_Given records_

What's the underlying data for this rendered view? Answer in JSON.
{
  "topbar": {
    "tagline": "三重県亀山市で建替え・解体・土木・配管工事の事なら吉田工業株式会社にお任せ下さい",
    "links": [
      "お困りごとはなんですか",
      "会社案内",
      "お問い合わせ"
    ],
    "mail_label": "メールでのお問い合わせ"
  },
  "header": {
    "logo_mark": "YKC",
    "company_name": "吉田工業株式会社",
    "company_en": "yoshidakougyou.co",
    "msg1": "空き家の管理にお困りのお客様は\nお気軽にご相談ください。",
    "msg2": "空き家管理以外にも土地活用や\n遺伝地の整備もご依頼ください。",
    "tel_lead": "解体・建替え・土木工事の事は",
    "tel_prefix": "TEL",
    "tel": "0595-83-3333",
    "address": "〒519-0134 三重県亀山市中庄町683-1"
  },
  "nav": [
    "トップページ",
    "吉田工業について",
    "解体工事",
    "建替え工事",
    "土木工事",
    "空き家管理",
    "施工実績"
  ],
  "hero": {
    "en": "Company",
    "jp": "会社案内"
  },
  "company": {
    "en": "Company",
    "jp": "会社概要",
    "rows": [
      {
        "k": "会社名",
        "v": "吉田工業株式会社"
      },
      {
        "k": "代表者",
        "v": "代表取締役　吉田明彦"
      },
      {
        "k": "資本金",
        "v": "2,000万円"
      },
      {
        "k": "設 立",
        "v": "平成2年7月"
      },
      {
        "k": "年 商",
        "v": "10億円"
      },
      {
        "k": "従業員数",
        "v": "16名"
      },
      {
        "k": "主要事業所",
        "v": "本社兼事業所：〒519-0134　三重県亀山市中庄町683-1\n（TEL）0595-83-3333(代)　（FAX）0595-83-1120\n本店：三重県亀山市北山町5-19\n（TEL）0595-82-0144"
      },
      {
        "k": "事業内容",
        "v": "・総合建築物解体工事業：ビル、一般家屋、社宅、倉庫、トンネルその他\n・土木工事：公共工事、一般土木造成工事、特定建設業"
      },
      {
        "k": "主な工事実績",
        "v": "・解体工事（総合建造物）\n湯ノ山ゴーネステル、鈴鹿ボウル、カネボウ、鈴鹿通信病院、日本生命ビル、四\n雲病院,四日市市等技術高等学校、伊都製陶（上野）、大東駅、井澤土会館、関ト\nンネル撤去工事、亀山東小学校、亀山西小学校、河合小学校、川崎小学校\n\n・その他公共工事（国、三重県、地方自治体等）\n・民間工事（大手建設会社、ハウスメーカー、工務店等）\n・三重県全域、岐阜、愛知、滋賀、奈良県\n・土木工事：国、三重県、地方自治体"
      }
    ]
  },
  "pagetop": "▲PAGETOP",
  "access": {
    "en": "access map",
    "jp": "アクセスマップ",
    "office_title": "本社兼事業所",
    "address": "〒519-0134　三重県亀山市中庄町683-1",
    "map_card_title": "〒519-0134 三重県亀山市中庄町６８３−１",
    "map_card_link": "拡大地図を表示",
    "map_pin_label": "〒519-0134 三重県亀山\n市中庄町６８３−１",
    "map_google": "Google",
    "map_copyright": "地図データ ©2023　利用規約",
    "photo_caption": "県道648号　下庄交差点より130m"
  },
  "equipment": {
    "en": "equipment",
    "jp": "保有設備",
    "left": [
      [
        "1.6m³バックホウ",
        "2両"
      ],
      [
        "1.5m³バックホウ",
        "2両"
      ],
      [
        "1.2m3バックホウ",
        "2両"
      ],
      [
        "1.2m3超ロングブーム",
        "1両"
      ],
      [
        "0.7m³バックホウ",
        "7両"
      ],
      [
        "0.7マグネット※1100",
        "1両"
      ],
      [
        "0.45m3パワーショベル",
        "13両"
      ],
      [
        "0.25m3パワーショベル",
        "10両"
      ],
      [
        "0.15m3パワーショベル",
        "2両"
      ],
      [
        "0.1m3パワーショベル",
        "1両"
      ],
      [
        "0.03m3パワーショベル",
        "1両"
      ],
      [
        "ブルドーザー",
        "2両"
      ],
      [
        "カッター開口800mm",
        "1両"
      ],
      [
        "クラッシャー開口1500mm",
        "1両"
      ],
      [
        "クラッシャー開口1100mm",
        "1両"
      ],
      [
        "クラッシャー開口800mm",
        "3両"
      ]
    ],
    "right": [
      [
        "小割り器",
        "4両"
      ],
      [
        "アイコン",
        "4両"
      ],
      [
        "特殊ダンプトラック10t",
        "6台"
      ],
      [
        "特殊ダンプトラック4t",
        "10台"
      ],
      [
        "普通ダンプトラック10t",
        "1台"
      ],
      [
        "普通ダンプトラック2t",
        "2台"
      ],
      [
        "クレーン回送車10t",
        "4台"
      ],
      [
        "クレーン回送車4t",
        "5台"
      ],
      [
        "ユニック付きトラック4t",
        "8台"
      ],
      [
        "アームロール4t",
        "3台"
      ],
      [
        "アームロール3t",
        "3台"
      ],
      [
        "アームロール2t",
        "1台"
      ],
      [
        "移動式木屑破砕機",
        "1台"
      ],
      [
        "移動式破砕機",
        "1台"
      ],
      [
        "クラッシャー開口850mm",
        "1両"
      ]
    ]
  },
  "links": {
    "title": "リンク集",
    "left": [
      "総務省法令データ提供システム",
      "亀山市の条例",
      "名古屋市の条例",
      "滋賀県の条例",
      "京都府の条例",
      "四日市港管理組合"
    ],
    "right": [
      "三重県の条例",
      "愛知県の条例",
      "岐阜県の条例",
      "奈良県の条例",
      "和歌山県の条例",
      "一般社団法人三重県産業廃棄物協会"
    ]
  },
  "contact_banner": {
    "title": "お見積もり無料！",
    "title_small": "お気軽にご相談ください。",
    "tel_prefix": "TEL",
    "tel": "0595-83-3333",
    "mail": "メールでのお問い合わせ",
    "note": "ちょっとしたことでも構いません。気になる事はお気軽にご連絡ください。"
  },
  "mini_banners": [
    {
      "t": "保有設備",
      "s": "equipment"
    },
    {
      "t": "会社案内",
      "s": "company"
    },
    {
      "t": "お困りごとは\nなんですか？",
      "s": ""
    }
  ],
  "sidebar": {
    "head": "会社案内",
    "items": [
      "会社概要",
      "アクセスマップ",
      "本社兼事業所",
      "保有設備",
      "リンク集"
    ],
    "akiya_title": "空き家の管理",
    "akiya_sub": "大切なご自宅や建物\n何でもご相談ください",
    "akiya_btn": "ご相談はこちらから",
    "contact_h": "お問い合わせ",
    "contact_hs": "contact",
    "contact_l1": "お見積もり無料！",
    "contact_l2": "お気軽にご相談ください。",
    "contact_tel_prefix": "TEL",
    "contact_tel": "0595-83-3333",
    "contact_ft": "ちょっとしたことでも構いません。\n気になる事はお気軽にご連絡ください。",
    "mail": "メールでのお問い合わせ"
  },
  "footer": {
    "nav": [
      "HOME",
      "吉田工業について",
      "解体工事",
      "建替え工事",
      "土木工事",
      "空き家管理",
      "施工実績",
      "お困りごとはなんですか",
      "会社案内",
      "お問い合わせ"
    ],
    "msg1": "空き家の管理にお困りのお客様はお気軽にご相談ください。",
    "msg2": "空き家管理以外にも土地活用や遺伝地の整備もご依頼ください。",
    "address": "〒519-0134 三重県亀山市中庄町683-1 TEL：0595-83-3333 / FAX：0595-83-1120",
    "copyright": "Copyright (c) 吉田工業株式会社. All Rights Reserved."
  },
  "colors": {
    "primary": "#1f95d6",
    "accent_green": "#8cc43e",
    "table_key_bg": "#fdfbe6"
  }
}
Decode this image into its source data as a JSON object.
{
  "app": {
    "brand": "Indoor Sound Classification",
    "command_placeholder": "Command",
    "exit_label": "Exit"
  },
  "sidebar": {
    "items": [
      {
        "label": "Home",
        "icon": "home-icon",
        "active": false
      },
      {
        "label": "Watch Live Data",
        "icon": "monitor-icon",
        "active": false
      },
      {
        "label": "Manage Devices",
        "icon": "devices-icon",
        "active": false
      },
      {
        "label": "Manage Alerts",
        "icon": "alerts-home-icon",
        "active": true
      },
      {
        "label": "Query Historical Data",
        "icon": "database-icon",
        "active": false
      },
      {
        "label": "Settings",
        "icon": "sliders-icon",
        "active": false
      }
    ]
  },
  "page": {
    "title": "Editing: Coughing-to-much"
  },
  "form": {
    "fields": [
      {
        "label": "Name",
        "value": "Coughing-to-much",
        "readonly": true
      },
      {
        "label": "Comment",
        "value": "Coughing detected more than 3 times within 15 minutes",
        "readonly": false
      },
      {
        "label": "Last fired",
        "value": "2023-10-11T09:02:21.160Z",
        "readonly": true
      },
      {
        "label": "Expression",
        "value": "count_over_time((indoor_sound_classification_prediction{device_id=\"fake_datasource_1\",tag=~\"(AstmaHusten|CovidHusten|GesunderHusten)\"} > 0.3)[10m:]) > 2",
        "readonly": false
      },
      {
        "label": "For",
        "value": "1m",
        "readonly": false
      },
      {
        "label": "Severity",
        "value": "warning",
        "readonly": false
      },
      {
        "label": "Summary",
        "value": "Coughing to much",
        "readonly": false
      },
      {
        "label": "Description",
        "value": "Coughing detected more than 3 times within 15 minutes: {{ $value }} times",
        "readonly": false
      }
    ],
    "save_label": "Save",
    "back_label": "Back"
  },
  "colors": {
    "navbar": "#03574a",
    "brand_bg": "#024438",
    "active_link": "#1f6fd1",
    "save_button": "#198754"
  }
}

_The problem_
Give again only the lines starting at the one that contains "Decode this image" and running to the end of the data.

_Solved problem_
Decode this image into its source data as a JSON object.
{
  "app": {
    "brand": "Indoor Sound Classification",
    "command_placeholder": "Command",
    "exit_label": "Exit"
  },
  "sidebar": {
    "items": [
      {
        "label": "Home",
        "icon": "home-icon",
        "active": false
      },
      {
        "label": "Watch Live Data",
        "icon": "monitor-icon",
        "active": false
      },
      {
        "label": "Manage Devices",
        "icon": "devices-icon",
        "active": false
      },
      {
        "label": "Manage Alerts",
        "icon": "alerts-home-icon",
        "active": true
      },
      {
        "label": "Query Historical Data",
        "icon": "database-icon",
        "active": false
      },
      {
        "label": "Settings",
        "icon": "sliders-icon",
        "active": false
      }
    ]
  },
  "page": {
    "title": "Editing: Coughing-to-much"
  },
  "form": {
    "fields": [
      {
        "label": "Name",
        "value": "Coughing-to-much",
        "readonly": true
      },
      {
        "label": "Comment",
        "value": "Coughing detected more than 3 times within 15 minutes",
        "readonly": false
      },
      {
        "label": "Last fired",
        "value": "2023-10-11T09:02:21.160Z",
        "readonly": true
      },
      {
        "label": "Expression",
        "value": "count_over_time((indoor_sound_classification_prediction{device_id=\"fake_datasource_1\",tag=~\"(AstmaHusten|CovidHusten|GesunderHusten)\"} > 0.3)[10m:]) > 2",
        "readonly": false
      },
      {
        "label": "For",
        "value": "1m",
        "readonly": false
      },
      {
        "label": "Severity",
        "value": "warning",
        "readonly": false
      },
      {
        "label": "Summary",
        "value": "Coughing to much",
        "readonly": false
      },
      {
        "label": "Description",
        "value": "Coughing detected more than 3 times within 15 minutes: {{ $value }} times",
        "readonly": false
      }
    ],
    "save_label": "Save",
    "back_label": "Back"
  },
  "colors": {
    "navbar": "#03574a",
    "brand_bg": "#024438",
    "active_link": "#1f6fd1",
    "save_button": "#198754"
  }
}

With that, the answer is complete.